→ Directions
Scan the listing below. Report each line that includes "кривизны".

### Data to use

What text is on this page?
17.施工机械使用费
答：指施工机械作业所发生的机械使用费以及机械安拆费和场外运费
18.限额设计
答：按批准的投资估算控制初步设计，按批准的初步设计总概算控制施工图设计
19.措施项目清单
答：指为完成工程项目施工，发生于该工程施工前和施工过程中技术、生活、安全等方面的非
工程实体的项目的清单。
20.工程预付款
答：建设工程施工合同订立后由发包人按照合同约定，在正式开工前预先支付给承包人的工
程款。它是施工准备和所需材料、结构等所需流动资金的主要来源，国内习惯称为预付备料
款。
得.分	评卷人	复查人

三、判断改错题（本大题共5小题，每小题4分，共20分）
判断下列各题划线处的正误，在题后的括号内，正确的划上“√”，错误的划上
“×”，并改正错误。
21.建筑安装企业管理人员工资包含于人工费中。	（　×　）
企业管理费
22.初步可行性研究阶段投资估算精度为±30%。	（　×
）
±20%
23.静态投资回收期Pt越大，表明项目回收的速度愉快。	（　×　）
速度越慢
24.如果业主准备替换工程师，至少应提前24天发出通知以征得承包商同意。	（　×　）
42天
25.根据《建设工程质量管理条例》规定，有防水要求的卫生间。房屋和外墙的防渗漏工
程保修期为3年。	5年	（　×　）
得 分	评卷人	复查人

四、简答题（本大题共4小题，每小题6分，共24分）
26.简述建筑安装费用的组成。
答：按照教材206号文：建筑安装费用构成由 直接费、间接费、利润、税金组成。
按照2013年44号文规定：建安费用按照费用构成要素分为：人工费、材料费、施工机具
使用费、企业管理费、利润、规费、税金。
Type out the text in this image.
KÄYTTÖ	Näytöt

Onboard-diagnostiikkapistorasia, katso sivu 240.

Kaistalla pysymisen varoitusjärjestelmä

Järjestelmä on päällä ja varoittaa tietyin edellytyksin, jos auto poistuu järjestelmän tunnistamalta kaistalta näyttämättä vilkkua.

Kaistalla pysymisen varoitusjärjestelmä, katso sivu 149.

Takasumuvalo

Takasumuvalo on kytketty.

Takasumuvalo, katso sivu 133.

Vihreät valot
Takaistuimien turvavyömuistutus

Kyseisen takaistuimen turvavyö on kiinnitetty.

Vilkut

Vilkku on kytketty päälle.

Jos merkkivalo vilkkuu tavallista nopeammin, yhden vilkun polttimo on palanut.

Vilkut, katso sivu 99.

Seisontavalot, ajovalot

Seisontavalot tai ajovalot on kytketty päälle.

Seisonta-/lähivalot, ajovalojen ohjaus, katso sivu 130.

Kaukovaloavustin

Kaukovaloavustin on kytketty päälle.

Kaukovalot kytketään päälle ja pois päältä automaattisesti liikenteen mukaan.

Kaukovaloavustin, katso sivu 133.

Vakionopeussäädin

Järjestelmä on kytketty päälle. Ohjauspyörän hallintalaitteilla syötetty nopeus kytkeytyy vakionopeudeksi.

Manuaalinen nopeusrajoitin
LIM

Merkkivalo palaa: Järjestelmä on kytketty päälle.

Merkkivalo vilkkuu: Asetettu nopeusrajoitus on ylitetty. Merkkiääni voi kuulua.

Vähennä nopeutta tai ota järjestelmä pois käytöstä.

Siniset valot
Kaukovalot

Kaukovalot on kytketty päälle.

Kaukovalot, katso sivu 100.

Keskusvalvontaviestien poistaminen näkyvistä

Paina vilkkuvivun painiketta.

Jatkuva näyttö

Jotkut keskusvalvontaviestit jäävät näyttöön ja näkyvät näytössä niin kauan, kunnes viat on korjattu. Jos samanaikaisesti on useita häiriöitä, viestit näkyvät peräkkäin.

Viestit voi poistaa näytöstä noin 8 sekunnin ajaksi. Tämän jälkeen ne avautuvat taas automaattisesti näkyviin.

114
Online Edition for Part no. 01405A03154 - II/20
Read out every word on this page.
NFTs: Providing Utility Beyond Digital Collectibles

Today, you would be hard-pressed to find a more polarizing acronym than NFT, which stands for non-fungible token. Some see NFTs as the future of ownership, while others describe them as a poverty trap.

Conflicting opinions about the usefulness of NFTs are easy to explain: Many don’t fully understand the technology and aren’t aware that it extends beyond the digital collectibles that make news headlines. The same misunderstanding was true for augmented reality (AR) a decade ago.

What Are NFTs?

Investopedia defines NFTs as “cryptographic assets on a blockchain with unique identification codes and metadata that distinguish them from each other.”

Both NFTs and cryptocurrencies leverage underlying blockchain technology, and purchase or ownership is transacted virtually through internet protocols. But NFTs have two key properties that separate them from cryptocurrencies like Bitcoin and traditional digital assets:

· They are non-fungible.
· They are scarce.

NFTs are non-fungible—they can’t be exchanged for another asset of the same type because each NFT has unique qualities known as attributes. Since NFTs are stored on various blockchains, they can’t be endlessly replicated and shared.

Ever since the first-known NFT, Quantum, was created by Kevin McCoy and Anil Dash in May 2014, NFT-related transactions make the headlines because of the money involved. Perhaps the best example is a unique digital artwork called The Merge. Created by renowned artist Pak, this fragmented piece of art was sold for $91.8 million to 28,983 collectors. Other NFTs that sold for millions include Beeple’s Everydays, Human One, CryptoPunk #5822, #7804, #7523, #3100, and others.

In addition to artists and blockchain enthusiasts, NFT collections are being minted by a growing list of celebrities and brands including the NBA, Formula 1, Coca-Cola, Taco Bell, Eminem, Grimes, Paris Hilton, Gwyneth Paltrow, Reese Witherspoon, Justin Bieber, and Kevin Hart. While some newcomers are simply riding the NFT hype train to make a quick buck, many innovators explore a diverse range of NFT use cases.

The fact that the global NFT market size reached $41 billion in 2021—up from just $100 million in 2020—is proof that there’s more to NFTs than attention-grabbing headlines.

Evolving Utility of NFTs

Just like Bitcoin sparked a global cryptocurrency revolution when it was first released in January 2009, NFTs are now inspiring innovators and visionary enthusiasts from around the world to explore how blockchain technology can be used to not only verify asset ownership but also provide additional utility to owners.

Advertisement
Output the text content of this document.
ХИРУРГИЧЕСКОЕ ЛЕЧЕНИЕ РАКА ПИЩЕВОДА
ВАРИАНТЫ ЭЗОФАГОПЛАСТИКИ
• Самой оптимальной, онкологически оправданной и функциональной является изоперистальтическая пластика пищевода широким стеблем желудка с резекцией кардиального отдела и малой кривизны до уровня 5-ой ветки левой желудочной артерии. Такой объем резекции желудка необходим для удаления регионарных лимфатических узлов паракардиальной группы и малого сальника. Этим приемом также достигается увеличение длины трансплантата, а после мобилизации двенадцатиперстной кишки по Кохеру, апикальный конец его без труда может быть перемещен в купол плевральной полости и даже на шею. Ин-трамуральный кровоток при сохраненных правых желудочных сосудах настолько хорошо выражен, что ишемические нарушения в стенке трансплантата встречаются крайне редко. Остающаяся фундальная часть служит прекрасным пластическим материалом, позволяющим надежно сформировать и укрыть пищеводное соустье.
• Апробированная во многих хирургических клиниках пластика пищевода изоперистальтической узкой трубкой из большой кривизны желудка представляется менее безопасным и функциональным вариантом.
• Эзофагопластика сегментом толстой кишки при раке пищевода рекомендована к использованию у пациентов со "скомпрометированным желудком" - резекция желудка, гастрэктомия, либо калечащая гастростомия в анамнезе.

######

→ Answer for this exercise
• Самой оптимальной, онкологически оправданной и функциональной является изоперистальтическая пластика пищевода широким стеблем желудка с резекцией кардиального отдела и малой кривизны до уровня 5-ой ветки левой желудочной артерии. Такой объем резекции желудка необходим для удаления регионарных лимфатических узлов паракардиальной группы и малого сальника. Этим приемом также достигается увеличение длины трансплантата, а после мобилизации двенадцатиперстной кишки по Кохеру, апикальный конец его без труда может быть перемещен в купол плевральной полости и даже на шею. Ин-трамуральный кровоток при сохраненных правых желудочных сосудах настолько хорошо выражен, что ишемические нарушения в стенке трансплантата встречаются крайне редко. Остающаяся фундальная часть служит прекрасным пластическим материалом, позволяющим надежно сформировать и укрыть пищеводное соустье.
• Апробированная во многих хирургических клиниках пластика пищевода изоперистальтической узкой трубкой из большой кривизны желудка представляется менее безопасным и функциональным вариантом.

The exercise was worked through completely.